Task data -
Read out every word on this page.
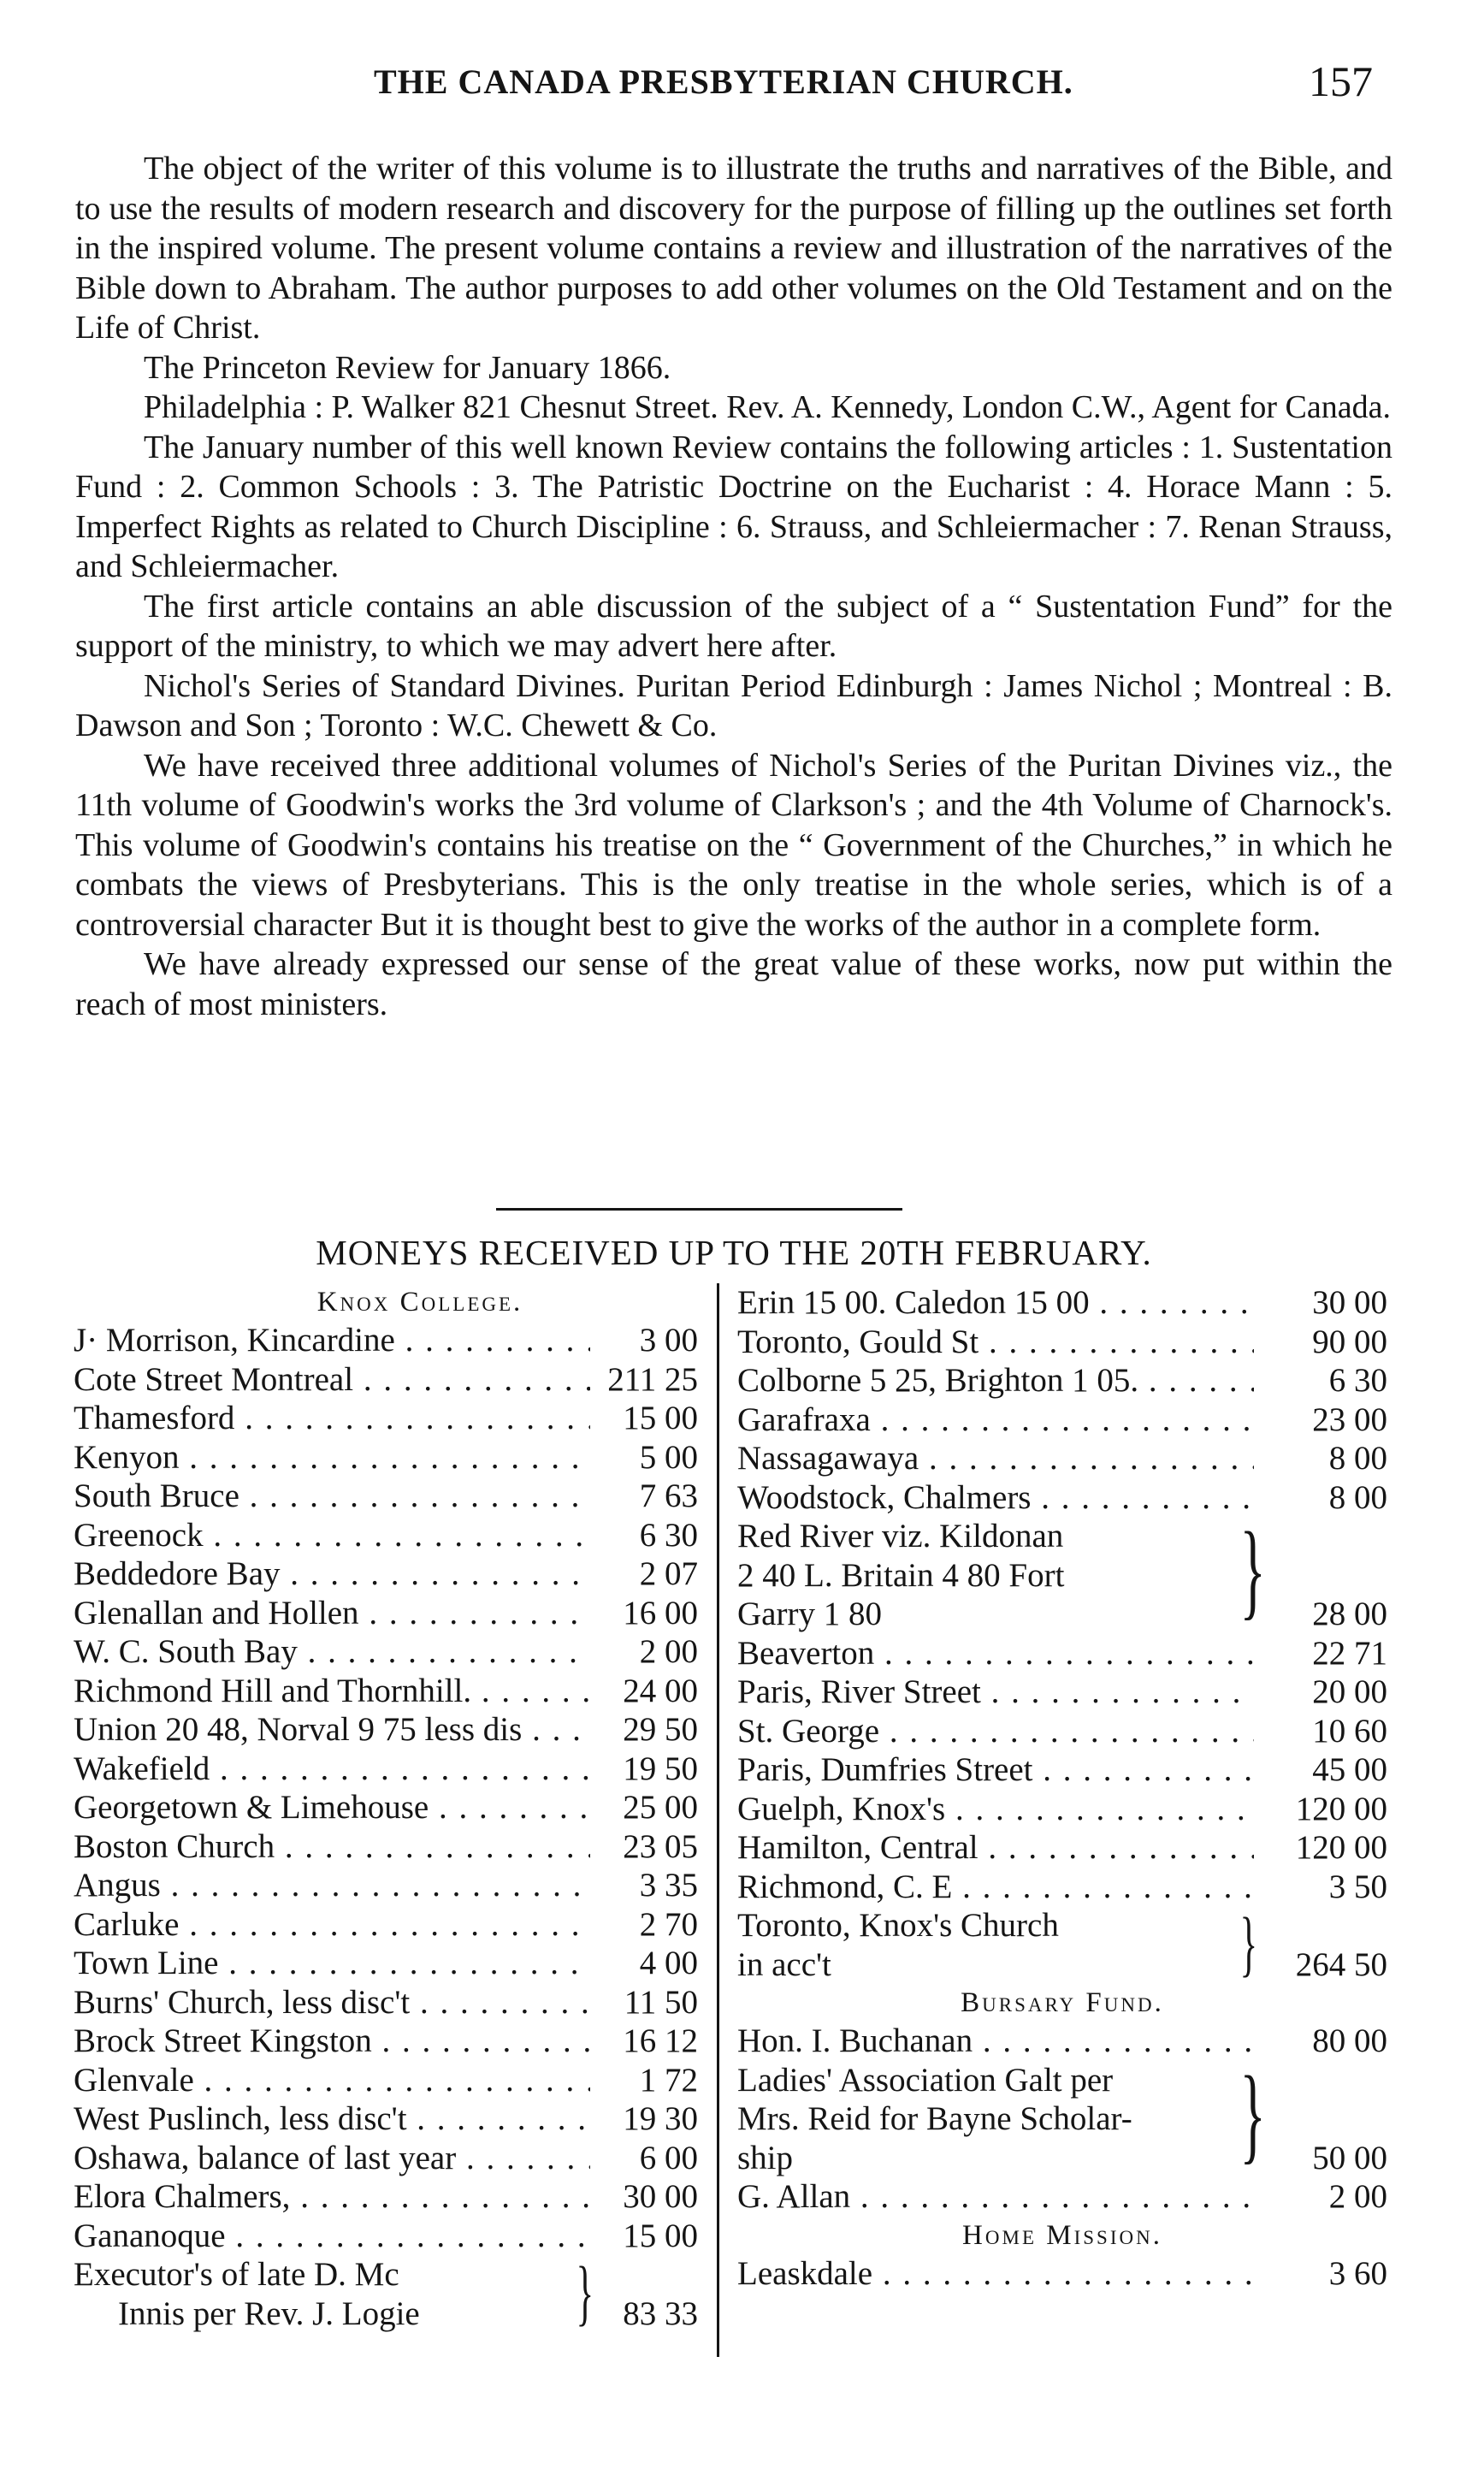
THE CANADA PRESBYTERIAN CHURCH.	157

The object of the writer of this volume is to illustrate the truths and narratives of the Bible, and to use the results of modern research and discovery for the purpose of filling up the outlines set forth in the inspired volume. The present volume contains a review and illustration of the narratives of the Bible down to Abraham. The author purposes to add other volumes on the Old Testament and on the Life of Christ.

The Princeton Review for January 1866.

Philadelphia : P. Walker 821 Chesnut Street. Rev. A. Kennedy, London C.W., Agent for Canada.

The January number of this well known Review contains the following articles : 1. Sustentation Fund : 2. Common Schools : 3. The Patristic Doctrine on the Eucharist : 4. Horace Mann : 5. Imperfect Rights as related to Church Discipline : 6. Strauss, and Schleiermacher : 7. Renan Strauss, and Schleiermacher.

The first article contains an able discussion of the subject of a “ Sustentation Fund” for the support of the ministry, to which we may advert here after.

Nichol's Series of Standard Divines. Puritan Period Edinburgh : James Nichol ; Montreal : B. Dawson and Son ; Toronto : W.C. Chewett & Co.

We have received three additional volumes of Nichol's Series of the Puritan Divines viz., the 11th volume of Goodwin's works the 3rd volume of Clarkson's ; and the 4th Volume of Charnock's. This volume of Goodwin's contains his treatise on the “ Government of the Churches,” in which he combats the views of Presbyterians. This is the only treatise in the whole series, which is of a controversial character But it is thought best to give the works of the author in a complete form.

We have already expressed our sense of the great value of these works, now put within the reach of most ministers.

MONEYS RECEIVED UP TO THE 20TH FEBRUARY.
Knox College.
J· Morrison, Kincardine . . .	3 00
Cote Street Montreal . . .	211 25
Thamesford . . .	15 00
Kenyon . . .	5 00
South Bruce . . .	7 63
Greenock . . .	6 30
Beddedore Bay . . .	2 07
Glenallan and Hollen . . .	16 00
W. C. South Bay . . .	2 00
Richmond Hill and Thornhill. . . .	24 00
Union 20 48, Norval 9 75 less dis . . .	29 50
Wakefield . . .	19 50
Georgetown & Limehouse . . .	25 00
Boston Church . . .	23 05
Angus . . .	3 35
Carluke . . .	2 70
Town Line . . .	4 00
Burns' Church, less disc't . . .	11 50
Brock Street Kingston . . .	16 12
Glenvale . . .	1 72
West Puslinch, less disc't . . .	19 30
Oshawa, balance of last year . . .	6 00
Elora Chalmers, . . .	30 00
Gananoque . . .	15 00
Executor's of late D. Mc
Innis per Rev. J. Logie	} 83 33
Erin 15 00. Caledon 15 00 . . .	30 00
Toronto, Gould St . . .	90 00
Colborne 5 25, Brighton 1 05. . . .	6 30
Garafraxa . . .	23 00
Nassagawaya . . .	8 00
Woodstock, Chalmers . . .	8 00
Red River viz. Kildonan
2 40 L. Britain 4 80 Fort
Garry 1 80	}	28 00
Beaverton . . .	22 71
Paris, River Street . . .	20 00
St. George . . .	10 60
Paris, Dumfries Street . . .	45 00
Guelph, Knox's . . .	120 00
Hamilton, Central . . .	120 00
Richmond, C. E . . .	3 50
Toronto, Knox's Church
in acc't	}	264 50
Bursary Fund.
Hon. I. Buchanan . . .	80 00
Ladies' Association Galt per
Mrs. Reid for Bayne Scholar-
ship	}	50 00
G. Allan . . .	2 00
Home Mission.
Leaskdale . . .	3 60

What the exercise asks -
Only lines with "Street" are wanted here; list each of them.

Response for this exercise -
Philadelphia : P. Walker 821 Chesnut Street. Rev. A. Kennedy, London C.W., Agent for Canada.
Cote Street Montreal . . .	211 25
Brock Street Kingston . . .	16 12
Paris, River Street . . .	20 00
Paris, Dumfries Street . . .	45 00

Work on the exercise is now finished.